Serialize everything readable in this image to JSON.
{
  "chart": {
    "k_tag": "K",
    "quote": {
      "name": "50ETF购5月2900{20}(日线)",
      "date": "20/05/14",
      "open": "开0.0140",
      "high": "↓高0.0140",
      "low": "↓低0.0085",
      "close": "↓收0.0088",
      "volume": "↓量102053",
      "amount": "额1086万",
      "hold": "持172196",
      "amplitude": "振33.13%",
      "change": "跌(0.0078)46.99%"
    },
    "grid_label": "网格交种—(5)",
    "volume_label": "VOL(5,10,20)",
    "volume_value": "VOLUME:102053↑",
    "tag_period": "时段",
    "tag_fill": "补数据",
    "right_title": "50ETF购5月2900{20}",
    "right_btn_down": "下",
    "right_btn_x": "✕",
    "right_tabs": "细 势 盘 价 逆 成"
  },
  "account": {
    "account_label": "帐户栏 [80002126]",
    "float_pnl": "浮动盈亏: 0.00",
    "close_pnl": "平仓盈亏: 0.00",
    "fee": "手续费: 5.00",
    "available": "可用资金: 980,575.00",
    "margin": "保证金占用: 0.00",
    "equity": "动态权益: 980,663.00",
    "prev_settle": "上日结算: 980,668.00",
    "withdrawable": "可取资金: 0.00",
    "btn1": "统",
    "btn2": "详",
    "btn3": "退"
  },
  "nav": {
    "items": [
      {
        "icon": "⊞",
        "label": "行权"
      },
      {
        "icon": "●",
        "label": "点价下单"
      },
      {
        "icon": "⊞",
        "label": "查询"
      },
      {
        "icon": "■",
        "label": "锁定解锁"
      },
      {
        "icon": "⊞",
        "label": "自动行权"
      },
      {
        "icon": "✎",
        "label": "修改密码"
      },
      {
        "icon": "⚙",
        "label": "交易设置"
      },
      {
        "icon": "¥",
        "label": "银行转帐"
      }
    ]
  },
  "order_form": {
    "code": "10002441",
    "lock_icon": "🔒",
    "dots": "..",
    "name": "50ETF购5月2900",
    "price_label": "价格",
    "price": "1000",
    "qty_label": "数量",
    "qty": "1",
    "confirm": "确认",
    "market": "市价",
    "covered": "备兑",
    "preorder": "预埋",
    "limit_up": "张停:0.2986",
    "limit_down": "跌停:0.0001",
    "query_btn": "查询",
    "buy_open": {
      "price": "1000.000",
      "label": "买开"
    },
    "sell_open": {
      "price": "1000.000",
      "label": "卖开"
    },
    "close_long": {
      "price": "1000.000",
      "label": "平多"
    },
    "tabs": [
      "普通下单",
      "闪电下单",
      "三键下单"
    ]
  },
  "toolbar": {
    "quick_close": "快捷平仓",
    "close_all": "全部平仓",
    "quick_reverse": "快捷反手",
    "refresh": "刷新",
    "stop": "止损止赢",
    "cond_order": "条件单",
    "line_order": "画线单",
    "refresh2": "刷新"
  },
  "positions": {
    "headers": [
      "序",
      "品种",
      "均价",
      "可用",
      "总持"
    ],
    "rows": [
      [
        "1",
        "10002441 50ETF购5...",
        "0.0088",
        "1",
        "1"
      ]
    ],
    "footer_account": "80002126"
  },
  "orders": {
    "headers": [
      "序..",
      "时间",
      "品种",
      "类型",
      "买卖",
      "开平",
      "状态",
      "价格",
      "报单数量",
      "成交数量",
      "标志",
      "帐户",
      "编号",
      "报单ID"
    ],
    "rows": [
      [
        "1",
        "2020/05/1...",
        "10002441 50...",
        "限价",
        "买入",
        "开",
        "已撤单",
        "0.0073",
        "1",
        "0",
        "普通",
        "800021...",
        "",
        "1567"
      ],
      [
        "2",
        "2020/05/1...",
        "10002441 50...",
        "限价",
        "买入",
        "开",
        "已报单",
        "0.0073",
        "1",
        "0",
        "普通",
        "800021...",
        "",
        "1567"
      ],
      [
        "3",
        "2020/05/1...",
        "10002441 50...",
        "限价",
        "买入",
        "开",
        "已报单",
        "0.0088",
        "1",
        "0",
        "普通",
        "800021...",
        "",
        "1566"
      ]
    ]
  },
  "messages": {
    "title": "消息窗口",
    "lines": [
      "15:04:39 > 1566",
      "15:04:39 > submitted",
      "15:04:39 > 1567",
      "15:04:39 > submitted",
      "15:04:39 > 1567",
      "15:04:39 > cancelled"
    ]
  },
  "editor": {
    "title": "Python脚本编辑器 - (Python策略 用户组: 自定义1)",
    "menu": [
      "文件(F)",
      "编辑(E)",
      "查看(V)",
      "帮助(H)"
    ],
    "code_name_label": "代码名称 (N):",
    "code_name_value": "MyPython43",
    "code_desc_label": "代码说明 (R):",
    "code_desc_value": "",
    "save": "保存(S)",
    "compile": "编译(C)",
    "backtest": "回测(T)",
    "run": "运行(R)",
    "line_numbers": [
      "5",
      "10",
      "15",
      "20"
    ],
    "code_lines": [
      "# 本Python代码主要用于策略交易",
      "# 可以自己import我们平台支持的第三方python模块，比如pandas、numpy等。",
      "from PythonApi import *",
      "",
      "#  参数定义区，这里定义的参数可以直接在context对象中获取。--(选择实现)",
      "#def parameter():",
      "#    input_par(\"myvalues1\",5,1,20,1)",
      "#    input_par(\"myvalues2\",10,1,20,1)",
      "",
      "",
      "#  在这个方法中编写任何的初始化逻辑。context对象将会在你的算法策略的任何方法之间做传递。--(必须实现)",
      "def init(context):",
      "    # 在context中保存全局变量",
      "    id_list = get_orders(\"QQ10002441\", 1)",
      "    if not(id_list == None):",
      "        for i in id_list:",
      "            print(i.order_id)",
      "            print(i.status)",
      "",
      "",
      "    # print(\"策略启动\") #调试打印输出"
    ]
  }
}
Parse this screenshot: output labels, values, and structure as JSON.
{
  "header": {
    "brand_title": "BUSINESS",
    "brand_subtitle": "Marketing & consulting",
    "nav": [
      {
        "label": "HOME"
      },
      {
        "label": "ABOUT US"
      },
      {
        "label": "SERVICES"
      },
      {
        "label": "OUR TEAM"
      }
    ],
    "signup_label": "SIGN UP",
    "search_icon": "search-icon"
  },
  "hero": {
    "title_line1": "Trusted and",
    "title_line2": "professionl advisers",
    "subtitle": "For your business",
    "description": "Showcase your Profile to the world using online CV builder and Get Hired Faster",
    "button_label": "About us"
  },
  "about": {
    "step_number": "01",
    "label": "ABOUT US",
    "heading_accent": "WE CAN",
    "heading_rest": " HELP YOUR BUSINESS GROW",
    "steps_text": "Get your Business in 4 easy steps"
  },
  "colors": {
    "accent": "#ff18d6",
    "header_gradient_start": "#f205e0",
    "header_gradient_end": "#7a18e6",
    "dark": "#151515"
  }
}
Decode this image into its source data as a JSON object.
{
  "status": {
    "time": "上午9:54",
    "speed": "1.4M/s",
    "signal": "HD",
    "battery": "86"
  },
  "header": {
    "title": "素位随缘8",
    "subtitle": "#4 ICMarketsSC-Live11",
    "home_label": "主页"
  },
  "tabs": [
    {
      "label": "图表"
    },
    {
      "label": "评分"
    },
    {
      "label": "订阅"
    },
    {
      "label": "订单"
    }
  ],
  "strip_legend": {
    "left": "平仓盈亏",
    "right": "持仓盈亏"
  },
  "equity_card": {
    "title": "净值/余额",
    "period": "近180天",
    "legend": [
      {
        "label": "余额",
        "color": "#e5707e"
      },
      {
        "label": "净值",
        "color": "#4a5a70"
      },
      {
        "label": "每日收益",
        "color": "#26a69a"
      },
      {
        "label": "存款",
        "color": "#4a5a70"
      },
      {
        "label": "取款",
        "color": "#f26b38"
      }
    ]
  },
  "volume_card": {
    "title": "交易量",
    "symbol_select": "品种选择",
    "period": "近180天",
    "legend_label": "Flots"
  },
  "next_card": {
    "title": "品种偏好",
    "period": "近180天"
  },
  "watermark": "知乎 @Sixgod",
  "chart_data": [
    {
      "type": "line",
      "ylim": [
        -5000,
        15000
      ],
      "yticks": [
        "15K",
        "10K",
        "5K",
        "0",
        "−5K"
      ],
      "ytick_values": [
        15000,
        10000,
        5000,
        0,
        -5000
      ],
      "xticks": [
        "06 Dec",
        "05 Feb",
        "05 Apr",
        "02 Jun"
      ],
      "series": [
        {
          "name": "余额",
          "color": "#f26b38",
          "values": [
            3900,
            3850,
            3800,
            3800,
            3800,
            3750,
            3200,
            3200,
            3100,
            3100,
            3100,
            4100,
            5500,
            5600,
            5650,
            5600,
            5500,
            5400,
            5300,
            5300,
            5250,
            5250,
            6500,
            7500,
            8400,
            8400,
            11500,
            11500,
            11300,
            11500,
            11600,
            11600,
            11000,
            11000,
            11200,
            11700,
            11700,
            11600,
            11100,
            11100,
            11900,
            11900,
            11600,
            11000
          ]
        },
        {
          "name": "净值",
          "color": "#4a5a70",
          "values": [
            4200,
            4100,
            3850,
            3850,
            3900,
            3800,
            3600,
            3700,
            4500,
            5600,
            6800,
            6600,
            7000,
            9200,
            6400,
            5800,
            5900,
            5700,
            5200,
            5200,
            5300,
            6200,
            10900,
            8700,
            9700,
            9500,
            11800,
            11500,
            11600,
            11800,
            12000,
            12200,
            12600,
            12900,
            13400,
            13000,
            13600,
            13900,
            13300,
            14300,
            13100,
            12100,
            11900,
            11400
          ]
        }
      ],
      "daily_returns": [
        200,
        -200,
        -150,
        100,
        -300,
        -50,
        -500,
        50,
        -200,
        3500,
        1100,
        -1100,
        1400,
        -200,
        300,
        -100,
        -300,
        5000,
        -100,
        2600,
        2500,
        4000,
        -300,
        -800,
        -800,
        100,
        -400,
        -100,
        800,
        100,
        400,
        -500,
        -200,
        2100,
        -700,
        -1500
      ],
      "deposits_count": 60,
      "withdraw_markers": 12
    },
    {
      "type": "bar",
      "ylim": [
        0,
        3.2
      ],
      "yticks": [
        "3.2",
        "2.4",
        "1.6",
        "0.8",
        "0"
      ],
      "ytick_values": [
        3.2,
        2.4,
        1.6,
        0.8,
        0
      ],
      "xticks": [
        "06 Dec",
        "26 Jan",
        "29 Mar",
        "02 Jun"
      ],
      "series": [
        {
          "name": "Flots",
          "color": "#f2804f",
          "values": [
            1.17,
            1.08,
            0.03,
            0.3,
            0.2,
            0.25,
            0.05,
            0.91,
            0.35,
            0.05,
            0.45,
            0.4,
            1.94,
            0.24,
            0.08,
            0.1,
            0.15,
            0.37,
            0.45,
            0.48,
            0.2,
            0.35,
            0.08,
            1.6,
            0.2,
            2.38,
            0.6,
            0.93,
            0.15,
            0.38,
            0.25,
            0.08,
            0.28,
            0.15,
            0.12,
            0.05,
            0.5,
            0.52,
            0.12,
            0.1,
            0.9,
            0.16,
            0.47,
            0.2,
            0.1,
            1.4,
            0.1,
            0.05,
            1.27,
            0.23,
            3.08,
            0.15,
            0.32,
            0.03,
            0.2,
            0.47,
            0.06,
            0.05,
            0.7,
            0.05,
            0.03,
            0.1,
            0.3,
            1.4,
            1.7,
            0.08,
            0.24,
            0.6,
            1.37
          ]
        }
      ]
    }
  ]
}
________________________
## WRITTEN INSTRUCTION
Check every line of the material for the string "JSON" and give the number of lines that have it, without anything else.

## FINAL RESULT
3